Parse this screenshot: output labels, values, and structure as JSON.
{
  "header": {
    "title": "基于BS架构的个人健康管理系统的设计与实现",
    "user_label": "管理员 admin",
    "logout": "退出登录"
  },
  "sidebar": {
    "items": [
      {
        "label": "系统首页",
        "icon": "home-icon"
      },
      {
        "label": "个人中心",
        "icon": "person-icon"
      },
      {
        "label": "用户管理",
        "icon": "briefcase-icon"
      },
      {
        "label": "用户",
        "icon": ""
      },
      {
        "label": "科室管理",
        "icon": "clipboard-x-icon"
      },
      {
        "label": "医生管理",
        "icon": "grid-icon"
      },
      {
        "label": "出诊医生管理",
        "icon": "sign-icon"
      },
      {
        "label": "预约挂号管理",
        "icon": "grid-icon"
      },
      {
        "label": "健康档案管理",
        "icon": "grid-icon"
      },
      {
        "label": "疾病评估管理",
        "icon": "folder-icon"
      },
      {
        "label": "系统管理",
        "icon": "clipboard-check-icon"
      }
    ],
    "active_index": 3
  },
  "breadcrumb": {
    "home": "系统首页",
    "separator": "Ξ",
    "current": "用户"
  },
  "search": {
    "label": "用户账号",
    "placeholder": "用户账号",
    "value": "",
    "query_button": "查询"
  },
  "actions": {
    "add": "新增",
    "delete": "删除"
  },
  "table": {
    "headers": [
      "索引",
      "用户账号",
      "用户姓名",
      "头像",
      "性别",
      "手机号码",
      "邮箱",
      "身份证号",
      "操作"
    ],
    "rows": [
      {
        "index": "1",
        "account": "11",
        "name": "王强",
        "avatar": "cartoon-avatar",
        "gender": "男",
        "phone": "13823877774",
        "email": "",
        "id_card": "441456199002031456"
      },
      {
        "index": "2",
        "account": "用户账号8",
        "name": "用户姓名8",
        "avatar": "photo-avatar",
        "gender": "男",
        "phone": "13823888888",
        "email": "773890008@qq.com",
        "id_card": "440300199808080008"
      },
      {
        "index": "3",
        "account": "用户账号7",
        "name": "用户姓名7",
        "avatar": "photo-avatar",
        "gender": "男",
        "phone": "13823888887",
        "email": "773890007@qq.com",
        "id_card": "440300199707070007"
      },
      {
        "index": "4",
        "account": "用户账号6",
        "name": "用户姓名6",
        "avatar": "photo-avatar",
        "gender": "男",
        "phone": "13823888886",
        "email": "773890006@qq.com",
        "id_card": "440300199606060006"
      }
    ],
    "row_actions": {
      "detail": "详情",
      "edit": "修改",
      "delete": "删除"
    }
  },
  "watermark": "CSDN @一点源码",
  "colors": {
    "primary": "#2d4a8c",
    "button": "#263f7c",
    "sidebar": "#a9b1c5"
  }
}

....

[STATED EXERCISE]:
Give an exact repetition of all the material.

[OUTPUT OF THE TASK]:
Parse this screenshot: output labels, values, and structure as JSON.
{
  "header": {
    "title": "基于BS架构的个人健康管理系统的设计与实现",
    "user_label": "管理员 admin",
    "logout": "退出登录"
  },
  "sidebar": {
    "items": [
      {
        "label": "系统首页",
        "icon": "home-icon"
      },
      {
        "label": "个人中心",
        "icon": "person-icon"
      },
      {
        "label": "用户管理",
        "icon": "briefcase-icon"
      },
      {
        "label": "用户",
        "icon": ""
      },
      {
        "label": "科室管理",
        "icon": "clipboard-x-icon"
      },
      {
        "label": "医生管理",
        "icon": "grid-icon"
      },
      {
        "label": "出诊医生管理",
        "icon": "sign-icon"
      },
      {
        "label": "预约挂号管理",
        "icon": "grid-icon"
      },
      {
        "label": "健康档案管理",
        "icon": "grid-icon"
      },
      {
        "label": "疾病评估管理",
        "icon": "folder-icon"
      },
      {
        "label": "系统管理",
        "icon": "clipboard-check-icon"
      }
    ],
    "active_index": 3
  },
  "breadcrumb": {
    "home": "系统首页",
    "separator": "Ξ",
    "current": "用户"
  },
  "search": {
    "label": "用户账号",
    "placeholder": "用户账号",
    "value": "",
    "query_button": "查询"
  },
  "actions": {
    "add": "新增",
    "delete": "删除"
  },
  "table": {
    "headers": [
      "索引",
      "用户账号",
      "用户姓名",
      "头像",
      "性别",
      "手机号码",
      "邮箱",
      "身份证号",
      "操作"
    ],
    "rows": [
      {
        "index": "1",
        "account": "11",
        "name": "王强",
        "avatar": "cartoon-avatar",
        "gender": "男",
        "phone": "13823877774",
        "email": "",
        "id_card": "441456199002031456"
      },
      {
        "index": "2",
        "account": "用户账号8",
        "name": "用户姓名8",
        "avatar": "photo-avatar",
        "gender": "男",
        "phone": "13823888888",
        "email": "773890008@qq.com",
        "id_card": "440300199808080008"
      },
      {
        "index": "3",
        "account": "用户账号7",
        "name": "用户姓名7",
        "avatar": "photo-avatar",
        "gender": "男",
        "phone": "13823888887",
        "email": "773890007@qq.com",
        "id_card": "440300199707070007"
      },
      {
        "index": "4",
        "account": "用户账号6",
        "name": "用户姓名6",
        "avatar": "photo-avatar",
        "gender": "男",
        "phone": "13823888886",
        "email": "773890006@qq.com",
        "id_card": "440300199606060006"
      }
    ],
    "row_actions": {
      "detail": "详情",
      "edit": "修改",
      "delete": "删除"
    }
  },
  "watermark": "CSDN @一点源码",
  "colors": {
    "primary": "#2d4a8c",
    "button": "#263f7c",
    "sidebar": "#a9b1c5"
  }
}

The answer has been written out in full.